■ Data lines
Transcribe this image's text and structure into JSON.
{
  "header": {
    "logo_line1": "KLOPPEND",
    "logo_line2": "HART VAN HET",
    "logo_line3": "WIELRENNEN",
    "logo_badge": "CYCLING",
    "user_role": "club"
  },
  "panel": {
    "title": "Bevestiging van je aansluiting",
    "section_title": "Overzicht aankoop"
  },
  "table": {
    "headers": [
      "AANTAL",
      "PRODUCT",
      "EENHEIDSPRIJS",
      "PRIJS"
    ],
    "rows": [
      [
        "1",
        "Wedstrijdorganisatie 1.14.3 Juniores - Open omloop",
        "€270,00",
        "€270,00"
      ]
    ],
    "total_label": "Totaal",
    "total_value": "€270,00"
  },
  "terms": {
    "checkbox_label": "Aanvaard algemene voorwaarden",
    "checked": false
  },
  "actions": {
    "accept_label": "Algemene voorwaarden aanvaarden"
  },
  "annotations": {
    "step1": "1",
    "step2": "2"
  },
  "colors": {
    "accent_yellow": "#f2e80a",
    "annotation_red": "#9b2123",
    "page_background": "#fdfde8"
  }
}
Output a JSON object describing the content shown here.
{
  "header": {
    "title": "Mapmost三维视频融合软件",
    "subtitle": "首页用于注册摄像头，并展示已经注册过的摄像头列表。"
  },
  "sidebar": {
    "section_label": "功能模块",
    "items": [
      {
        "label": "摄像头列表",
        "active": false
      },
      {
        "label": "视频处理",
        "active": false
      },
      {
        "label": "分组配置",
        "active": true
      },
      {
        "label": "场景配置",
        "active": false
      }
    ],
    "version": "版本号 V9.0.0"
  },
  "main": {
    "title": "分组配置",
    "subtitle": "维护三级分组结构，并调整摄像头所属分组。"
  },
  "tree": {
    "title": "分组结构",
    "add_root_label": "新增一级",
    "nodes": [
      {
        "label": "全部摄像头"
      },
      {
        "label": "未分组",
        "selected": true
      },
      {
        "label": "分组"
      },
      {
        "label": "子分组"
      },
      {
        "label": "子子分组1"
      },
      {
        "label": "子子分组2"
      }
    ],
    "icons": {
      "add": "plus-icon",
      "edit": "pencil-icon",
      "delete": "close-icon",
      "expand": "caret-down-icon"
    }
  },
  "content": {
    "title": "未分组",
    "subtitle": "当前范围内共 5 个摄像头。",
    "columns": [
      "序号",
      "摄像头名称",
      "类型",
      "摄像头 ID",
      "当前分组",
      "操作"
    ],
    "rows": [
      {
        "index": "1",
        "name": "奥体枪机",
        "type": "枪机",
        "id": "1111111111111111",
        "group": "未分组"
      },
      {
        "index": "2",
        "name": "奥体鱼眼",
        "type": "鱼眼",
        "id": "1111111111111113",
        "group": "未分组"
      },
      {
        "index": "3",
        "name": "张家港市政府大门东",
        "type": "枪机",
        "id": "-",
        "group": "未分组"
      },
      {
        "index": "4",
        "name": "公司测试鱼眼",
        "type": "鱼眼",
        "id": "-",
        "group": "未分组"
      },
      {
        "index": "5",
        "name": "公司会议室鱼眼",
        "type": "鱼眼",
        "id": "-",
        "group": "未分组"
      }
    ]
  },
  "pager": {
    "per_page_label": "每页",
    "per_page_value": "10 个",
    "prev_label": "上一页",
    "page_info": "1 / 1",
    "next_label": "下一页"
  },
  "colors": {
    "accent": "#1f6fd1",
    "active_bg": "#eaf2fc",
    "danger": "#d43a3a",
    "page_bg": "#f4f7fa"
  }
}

■ Given request
Retype the whole listing above exactly.

■ Problem solution
Transcribe this image's text and structure into JSON.
{
  "header": {
    "logo_line1": "KLOPPEND",
    "logo_line2": "HART VAN HET",
    "logo_line3": "WIELRENNEN",
    "logo_badge": "CYCLING",
    "user_role": "club"
  },
  "panel": {
    "title": "Bevestiging van je aansluiting",
    "section_title": "Overzicht aankoop"
  },
  "table": {
    "headers": [
      "AANTAL",
      "PRODUCT",
      "EENHEIDSPRIJS",
      "PRIJS"
    ],
    "rows": [
      [
        "1",
        "Wedstrijdorganisatie 1.14.3 Juniores - Open omloop",
        "€270,00",
        "€270,00"
      ]
    ],
    "total_label": "Totaal",
    "total_value": "€270,00"
  },
  "terms": {
    "checkbox_label": "Aanvaard algemene voorwaarden",
    "checked": false
  },
  "actions": {
    "accept_label": "Algemene voorwaarden aanvaarden"
  },
  "annotations": {
    "step1": "1",
    "step2": "2"
  },
  "colors": {
    "accent_yellow": "#f2e80a",
    "annotation_red": "#9b2123",
    "page_background": "#fdfde8"
  }
}
Output a JSON object describing the content shown here.
{
  "header": {
    "title": "Mapmost三维视频融合软件",
    "subtitle": "首页用于注册摄像头，并展示已经注册过的摄像头列表。"
  },
  "sidebar": {
    "section_label": "功能模块",
    "items": [
      {
        "label": "摄像头列表",
        "active": false
      },
      {
        "label": "视频处理",
        "active": false
      },
      {
        "label": "分组配置",
        "active": true
      },
      {
        "label": "场景配置",
        "active": false
      }
    ],
    "version": "版本号 V9.0.0"
  },
  "main": {
    "title": "分组配置",
    "subtitle": "维护三级分组结构，并调整摄像头所属分组。"
  },
  "tree": {
    "title": "分组结构",
    "add_root_label": "新增一级",
    "nodes": [
      {
        "label": "全部摄像头"
      },
      {
        "label": "未分组",
        "selected": true
      },
      {
        "label": "分组"
      },
      {
        "label": "子分组"
      },
      {
        "label": "子子分组1"
      },
      {
        "label": "子子分组2"
      }
    ],
    "icons": {
      "add": "plus-icon",
      "edit": "pencil-icon",
      "delete": "close-icon",
      "expand": "caret-down-icon"
    }
  },
  "content": {
    "title": "未分组",
    "subtitle": "当前范围内共 5 个摄像头。",
    "columns": [
      "序号",
      "摄像头名称",
      "类型",
      "摄像头 ID",
      "当前分组",
      "操作"
    ],
    "rows": [
      {
        "index": "1",
        "name": "奥体枪机",
        "type": "枪机",
        "id": "1111111111111111",
        "group": "未分组"
      },
      {
        "index": "2",
        "name": "奥体鱼眼",
        "type": "鱼眼",
        "id": "1111111111111113",
        "group": "未分组"
      },
      {
        "index": "3",
        "name": "张家港市政府大门东",
        "type": "枪机",
        "id": "-",
        "group": "未分组"
      },
      {
        "index": "4",
        "name": "公司测试鱼眼",
        "type": "鱼眼",
        "id": "-",
        "group": "未分组"
      },
      {
        "index": "5",
        "name": "公司会议室鱼眼",
        "type": "鱼眼",
        "id": "-",
        "group": "未分组"
      }
    ]
  },
  "pager": {
    "per_page_label": "每页",
    "per_page_value": "10 个",
    "prev_label": "上一页",
    "page_info": "1 / 1",
    "next_label": "下一页"
  },
  "colors": {
    "accent": "#1f6fd1",
    "active_bg": "#eaf2fc",
    "danger": "#d43a3a",
    "page_bg": "#f4f7fa"
  }
}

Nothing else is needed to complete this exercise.